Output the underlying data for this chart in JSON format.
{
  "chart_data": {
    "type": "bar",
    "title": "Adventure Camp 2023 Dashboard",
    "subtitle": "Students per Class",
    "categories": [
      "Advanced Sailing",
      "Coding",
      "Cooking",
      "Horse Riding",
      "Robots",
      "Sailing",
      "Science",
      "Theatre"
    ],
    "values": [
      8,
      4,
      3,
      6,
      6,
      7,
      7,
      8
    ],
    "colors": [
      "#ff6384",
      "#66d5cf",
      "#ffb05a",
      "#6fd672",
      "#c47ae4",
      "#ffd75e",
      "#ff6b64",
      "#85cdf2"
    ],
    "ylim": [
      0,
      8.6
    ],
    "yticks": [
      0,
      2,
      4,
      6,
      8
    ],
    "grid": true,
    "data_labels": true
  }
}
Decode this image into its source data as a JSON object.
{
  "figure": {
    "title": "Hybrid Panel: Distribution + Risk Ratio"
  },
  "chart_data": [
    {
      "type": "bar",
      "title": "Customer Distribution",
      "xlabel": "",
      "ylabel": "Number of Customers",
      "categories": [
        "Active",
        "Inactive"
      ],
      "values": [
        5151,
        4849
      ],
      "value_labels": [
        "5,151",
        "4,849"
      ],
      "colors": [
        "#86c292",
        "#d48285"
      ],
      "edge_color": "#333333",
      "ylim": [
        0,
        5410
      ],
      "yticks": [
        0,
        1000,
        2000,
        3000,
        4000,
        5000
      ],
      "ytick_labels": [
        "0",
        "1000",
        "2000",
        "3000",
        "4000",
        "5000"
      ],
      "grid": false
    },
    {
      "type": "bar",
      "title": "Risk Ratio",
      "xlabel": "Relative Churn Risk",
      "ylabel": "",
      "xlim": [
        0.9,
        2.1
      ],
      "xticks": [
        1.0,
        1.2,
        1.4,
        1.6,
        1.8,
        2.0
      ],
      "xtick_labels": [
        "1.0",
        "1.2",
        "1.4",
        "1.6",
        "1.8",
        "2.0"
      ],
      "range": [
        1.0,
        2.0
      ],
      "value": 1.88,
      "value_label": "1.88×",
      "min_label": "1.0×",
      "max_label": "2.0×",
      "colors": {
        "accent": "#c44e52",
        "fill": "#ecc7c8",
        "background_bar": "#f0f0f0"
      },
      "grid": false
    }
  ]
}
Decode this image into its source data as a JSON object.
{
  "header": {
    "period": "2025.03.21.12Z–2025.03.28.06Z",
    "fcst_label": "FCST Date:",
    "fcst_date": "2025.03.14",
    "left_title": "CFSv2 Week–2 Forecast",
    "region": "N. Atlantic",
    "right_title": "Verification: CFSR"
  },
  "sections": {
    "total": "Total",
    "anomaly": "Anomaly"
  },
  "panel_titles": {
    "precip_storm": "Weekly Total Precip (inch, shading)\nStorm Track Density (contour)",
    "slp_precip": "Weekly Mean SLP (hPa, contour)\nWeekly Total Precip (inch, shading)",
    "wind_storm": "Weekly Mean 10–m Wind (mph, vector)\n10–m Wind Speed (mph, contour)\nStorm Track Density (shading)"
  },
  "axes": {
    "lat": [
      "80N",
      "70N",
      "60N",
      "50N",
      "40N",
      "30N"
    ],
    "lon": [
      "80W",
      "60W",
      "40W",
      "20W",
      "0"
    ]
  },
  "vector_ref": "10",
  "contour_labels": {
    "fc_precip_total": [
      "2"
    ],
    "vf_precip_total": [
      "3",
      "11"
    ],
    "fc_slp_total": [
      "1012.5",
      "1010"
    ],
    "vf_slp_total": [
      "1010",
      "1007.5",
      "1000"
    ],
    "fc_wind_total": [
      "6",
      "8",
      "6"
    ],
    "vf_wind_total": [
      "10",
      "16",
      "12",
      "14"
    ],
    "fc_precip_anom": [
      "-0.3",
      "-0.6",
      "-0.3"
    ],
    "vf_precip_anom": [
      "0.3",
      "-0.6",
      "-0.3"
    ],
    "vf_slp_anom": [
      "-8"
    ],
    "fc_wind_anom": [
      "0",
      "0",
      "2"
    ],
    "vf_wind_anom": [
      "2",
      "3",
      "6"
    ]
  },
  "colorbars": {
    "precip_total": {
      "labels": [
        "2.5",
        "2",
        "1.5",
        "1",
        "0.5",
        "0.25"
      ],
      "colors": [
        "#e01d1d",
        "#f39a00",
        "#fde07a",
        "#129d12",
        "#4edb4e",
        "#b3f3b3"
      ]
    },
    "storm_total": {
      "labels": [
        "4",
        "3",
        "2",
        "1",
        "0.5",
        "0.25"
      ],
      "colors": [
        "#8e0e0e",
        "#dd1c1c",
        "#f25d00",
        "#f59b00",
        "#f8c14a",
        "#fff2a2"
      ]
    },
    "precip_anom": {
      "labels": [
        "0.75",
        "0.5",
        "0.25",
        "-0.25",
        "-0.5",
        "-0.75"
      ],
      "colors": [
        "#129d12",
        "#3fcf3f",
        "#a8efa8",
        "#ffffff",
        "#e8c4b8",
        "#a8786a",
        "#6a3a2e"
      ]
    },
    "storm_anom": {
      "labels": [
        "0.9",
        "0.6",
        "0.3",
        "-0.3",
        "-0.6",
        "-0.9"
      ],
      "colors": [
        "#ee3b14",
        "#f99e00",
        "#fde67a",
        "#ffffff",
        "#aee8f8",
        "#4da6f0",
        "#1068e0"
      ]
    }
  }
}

⁂

### Brief
Extract lines where the string "nStorm" occurs.

### Finished answer
    "precip_storm": "Weekly Total Precip (inch, shading)\nStorm Track Density (contour)",
    "wind_storm": "Weekly Mean 10–m Wind (mph, vector)\n10–m Wind Speed (mph, contour)\nStorm Track Density (shading)"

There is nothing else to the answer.